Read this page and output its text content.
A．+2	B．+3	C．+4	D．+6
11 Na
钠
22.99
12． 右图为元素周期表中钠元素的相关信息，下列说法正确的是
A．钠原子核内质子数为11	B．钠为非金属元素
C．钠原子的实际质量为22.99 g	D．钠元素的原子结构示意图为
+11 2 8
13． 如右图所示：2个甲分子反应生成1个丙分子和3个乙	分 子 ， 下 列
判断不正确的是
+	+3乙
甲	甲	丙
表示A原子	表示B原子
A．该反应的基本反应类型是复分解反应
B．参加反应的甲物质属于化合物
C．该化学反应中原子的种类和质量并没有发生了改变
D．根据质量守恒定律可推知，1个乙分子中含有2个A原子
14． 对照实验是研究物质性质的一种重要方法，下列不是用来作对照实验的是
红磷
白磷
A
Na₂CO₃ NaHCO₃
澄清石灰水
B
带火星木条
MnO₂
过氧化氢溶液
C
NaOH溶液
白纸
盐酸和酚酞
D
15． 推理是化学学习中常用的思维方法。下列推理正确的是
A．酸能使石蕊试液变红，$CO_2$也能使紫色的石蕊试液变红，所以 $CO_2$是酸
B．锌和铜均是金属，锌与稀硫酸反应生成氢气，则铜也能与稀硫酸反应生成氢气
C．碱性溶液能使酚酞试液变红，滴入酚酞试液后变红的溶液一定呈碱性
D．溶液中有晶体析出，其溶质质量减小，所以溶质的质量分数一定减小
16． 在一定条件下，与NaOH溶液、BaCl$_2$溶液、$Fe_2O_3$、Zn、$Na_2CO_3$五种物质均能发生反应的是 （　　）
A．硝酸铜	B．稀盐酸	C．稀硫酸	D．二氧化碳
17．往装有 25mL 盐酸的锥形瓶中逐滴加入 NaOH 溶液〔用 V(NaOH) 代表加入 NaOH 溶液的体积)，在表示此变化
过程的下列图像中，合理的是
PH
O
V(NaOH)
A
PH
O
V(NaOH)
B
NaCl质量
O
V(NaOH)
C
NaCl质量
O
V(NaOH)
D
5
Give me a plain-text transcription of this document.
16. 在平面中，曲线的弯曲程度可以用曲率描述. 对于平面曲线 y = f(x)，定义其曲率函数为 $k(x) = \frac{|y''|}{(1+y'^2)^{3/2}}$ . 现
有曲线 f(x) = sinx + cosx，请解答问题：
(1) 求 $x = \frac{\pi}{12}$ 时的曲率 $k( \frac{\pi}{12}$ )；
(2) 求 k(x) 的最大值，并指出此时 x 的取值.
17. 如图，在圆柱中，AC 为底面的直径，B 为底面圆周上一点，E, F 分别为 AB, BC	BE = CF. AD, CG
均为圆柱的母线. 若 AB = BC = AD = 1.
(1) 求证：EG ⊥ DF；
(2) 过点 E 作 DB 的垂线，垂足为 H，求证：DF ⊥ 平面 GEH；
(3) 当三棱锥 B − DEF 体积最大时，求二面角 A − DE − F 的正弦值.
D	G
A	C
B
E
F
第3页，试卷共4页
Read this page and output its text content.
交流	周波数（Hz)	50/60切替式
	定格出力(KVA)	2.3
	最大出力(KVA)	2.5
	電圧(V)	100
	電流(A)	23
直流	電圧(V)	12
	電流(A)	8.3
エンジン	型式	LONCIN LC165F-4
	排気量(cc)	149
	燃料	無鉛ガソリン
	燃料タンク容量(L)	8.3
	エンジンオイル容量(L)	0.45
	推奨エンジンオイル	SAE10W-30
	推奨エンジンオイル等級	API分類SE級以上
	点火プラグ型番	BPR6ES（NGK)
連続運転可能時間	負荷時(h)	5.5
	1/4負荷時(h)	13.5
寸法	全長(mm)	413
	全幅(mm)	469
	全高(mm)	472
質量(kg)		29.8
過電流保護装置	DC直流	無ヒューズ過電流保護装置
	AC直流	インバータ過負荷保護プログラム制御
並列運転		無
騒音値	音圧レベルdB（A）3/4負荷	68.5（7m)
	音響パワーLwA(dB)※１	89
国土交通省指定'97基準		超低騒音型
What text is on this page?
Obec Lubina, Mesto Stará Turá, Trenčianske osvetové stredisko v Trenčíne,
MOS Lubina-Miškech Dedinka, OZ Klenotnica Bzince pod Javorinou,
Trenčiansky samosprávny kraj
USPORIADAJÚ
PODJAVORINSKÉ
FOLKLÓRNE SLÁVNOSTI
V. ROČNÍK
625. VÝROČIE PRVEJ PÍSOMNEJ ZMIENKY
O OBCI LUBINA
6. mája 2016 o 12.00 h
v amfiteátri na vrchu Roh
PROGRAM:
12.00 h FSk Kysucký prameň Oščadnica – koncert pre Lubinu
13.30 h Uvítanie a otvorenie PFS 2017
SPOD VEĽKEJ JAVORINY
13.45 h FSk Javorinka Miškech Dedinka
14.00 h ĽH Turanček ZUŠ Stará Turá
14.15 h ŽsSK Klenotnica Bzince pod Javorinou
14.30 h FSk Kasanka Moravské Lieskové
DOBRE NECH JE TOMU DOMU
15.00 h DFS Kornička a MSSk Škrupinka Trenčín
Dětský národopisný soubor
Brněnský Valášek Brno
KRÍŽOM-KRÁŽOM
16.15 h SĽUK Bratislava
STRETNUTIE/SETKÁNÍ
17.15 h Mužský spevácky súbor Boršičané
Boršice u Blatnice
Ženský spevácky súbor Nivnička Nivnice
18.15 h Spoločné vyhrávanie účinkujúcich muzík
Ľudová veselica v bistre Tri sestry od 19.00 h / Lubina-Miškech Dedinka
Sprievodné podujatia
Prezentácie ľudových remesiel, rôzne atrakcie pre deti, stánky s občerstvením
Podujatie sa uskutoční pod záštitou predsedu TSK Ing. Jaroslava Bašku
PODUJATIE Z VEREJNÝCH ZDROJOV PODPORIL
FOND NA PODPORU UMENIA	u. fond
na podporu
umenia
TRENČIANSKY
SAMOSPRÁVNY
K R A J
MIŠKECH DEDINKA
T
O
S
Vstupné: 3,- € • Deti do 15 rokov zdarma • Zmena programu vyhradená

**TASK STATEMENT**
Tell how many lines of the records above hold the string "Stará". Give no other text.

**SOLUTION TO THIS TASK**
2